→ Recorded information
— Begin —

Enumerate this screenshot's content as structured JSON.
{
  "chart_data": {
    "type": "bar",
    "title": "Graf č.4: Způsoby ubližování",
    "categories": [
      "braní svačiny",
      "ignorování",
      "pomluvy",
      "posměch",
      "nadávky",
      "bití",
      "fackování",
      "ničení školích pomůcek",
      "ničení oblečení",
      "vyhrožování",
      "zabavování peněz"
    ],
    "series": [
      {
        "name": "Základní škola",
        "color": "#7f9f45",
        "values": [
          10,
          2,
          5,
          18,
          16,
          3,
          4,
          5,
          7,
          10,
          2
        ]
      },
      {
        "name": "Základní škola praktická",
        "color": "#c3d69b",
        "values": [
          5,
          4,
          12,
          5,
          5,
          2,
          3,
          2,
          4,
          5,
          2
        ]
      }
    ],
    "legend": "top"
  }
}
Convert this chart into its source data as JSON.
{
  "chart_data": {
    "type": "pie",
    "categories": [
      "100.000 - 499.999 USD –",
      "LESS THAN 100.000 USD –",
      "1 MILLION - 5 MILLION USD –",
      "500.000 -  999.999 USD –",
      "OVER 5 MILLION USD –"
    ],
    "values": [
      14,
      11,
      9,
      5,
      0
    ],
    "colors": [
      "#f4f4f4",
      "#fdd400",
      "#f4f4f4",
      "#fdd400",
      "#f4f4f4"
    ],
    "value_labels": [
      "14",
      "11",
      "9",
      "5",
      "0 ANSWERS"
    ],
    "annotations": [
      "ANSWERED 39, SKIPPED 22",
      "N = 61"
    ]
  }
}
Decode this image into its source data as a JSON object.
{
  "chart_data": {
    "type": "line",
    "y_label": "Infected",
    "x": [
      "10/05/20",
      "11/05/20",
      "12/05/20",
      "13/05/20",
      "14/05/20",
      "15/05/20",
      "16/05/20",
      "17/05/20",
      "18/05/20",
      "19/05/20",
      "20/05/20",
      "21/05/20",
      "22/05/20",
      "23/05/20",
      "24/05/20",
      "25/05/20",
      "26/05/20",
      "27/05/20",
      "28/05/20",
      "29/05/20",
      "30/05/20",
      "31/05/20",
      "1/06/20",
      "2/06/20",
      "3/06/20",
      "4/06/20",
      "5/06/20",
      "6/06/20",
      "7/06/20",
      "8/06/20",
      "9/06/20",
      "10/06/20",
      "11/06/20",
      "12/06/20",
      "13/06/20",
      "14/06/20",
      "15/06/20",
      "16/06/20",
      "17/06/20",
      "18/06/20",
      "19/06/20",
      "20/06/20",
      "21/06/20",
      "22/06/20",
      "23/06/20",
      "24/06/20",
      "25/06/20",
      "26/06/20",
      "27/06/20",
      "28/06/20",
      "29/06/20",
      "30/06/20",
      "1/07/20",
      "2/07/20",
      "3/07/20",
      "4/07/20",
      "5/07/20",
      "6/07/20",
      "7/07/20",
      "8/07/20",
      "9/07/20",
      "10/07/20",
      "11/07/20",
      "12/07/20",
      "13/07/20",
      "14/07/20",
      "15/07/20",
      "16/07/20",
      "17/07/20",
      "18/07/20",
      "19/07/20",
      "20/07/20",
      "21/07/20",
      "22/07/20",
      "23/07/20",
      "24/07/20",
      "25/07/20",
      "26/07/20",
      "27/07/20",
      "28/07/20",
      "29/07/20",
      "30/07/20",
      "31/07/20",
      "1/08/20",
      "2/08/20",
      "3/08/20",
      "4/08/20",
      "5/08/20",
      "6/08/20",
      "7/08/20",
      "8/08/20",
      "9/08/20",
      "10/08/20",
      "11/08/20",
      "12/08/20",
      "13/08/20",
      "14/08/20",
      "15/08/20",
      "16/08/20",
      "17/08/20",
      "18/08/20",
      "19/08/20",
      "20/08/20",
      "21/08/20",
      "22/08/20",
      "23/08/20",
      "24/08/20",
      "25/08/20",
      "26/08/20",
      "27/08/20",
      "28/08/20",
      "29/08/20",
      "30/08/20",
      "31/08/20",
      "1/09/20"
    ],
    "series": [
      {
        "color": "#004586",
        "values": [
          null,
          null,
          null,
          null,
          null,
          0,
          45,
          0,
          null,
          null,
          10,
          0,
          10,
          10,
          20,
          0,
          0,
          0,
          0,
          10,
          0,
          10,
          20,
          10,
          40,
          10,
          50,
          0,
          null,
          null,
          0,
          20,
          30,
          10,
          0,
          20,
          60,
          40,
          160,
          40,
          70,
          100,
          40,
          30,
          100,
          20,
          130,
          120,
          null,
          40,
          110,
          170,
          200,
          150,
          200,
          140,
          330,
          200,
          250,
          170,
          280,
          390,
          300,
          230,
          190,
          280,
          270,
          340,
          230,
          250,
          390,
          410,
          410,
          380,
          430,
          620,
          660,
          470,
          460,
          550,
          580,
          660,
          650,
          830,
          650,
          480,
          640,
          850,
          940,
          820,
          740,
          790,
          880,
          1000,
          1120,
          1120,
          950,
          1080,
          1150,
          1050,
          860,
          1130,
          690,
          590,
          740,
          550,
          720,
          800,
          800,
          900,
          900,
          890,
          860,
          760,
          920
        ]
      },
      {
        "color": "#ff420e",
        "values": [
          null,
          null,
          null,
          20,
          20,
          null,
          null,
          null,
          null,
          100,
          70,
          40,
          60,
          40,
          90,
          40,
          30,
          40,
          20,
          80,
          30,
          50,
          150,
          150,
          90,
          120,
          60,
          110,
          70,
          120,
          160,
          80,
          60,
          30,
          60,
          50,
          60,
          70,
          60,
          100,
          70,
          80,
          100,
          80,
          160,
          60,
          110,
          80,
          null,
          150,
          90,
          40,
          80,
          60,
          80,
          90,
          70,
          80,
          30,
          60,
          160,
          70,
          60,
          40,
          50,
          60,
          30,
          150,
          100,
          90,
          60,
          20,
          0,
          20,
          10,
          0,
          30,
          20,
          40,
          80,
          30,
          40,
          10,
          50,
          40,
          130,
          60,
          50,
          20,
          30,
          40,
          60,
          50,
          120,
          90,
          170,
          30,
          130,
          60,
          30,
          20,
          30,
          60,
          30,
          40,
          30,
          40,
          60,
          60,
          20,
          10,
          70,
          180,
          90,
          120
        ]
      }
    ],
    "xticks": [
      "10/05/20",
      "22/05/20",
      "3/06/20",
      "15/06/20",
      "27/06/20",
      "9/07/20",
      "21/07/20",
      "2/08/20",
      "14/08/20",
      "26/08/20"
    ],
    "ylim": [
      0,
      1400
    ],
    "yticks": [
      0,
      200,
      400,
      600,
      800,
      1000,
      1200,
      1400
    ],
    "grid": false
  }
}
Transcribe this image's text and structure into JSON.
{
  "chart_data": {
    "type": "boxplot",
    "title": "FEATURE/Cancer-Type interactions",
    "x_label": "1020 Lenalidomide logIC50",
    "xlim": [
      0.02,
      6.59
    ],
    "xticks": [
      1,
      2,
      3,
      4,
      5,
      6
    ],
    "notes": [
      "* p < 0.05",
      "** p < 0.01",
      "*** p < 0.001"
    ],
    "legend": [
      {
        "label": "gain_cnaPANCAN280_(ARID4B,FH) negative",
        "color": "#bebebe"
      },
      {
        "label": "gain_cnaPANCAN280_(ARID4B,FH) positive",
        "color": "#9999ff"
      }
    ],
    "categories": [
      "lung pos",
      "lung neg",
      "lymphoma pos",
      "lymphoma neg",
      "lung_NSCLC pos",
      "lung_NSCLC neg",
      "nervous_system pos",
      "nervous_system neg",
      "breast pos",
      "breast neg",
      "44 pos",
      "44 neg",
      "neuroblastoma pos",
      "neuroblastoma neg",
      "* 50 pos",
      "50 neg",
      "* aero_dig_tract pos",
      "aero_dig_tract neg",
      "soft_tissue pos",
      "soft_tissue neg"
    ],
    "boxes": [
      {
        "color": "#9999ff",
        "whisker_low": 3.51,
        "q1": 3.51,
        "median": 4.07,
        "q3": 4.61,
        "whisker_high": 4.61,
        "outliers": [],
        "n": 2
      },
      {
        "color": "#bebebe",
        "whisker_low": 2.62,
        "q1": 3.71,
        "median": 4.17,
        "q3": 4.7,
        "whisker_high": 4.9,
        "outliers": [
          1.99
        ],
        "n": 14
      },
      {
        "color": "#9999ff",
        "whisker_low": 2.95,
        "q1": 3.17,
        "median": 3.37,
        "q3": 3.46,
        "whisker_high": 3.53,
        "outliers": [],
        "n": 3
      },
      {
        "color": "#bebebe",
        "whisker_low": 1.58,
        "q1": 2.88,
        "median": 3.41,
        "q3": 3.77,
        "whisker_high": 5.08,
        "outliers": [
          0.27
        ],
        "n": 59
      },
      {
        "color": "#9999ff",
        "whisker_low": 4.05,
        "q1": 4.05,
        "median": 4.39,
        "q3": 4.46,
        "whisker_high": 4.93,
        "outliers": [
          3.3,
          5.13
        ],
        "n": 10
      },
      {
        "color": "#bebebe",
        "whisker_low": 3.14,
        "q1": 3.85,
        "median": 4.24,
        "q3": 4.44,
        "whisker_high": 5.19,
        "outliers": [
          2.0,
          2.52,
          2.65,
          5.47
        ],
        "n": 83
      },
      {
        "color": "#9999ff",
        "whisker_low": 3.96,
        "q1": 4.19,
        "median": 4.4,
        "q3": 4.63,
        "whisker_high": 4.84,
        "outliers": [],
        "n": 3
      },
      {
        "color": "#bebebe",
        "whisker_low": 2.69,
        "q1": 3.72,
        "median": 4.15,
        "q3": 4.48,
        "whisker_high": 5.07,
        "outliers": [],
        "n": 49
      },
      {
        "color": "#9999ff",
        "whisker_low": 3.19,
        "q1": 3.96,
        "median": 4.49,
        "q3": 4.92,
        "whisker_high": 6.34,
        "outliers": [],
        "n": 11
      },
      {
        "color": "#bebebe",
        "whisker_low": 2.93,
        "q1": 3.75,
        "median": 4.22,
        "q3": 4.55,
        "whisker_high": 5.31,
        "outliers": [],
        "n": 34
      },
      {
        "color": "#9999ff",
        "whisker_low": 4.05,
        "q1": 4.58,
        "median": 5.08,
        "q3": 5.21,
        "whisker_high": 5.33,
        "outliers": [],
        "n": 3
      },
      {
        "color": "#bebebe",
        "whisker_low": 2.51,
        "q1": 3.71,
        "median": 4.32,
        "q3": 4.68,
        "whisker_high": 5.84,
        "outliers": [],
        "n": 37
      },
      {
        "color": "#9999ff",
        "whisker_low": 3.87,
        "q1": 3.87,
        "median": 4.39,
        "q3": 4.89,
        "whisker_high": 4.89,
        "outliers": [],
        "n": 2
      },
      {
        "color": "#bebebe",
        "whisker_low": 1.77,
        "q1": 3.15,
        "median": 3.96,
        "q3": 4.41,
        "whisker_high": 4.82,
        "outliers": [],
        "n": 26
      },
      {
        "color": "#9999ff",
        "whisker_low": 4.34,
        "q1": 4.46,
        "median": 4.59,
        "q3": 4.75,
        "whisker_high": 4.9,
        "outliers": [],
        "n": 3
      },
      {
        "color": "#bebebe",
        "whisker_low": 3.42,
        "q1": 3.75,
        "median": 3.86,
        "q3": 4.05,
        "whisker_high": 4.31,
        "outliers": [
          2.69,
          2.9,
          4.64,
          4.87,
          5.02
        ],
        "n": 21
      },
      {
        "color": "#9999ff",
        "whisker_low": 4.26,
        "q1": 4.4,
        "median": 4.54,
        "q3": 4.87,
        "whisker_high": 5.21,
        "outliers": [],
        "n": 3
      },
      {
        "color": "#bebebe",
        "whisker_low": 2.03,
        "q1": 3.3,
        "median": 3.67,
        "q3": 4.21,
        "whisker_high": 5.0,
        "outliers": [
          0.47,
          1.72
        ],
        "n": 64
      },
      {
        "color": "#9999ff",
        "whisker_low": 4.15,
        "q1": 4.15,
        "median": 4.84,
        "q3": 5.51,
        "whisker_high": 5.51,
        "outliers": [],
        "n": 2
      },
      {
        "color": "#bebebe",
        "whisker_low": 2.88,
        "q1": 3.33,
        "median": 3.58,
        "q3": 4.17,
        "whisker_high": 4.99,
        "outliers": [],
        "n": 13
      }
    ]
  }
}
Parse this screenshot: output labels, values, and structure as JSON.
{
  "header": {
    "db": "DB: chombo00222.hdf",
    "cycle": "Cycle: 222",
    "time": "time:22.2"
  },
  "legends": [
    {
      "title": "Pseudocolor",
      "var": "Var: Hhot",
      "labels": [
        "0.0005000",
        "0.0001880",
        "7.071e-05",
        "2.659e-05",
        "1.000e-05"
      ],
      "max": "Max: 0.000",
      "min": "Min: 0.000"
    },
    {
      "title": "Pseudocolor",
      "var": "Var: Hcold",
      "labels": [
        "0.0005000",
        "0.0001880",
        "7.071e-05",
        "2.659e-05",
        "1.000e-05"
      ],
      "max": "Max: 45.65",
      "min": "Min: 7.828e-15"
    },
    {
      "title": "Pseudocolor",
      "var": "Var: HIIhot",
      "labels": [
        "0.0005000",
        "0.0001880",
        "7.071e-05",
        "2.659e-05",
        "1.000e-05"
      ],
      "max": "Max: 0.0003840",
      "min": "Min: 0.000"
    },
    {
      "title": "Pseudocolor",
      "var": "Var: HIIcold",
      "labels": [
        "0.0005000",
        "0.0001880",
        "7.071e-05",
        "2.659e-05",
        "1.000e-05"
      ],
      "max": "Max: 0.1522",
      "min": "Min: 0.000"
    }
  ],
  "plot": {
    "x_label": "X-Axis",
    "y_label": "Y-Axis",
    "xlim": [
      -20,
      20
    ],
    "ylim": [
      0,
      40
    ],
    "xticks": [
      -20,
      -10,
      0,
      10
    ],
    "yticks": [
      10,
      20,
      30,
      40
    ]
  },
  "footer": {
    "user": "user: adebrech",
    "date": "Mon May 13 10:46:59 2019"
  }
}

— End —

→ Directive
Search the data for the word "image" and copy each line where it appears.

→ Output below
Decode this image into its source data as a JSON object.
Transcribe this image's text and structure into JSON.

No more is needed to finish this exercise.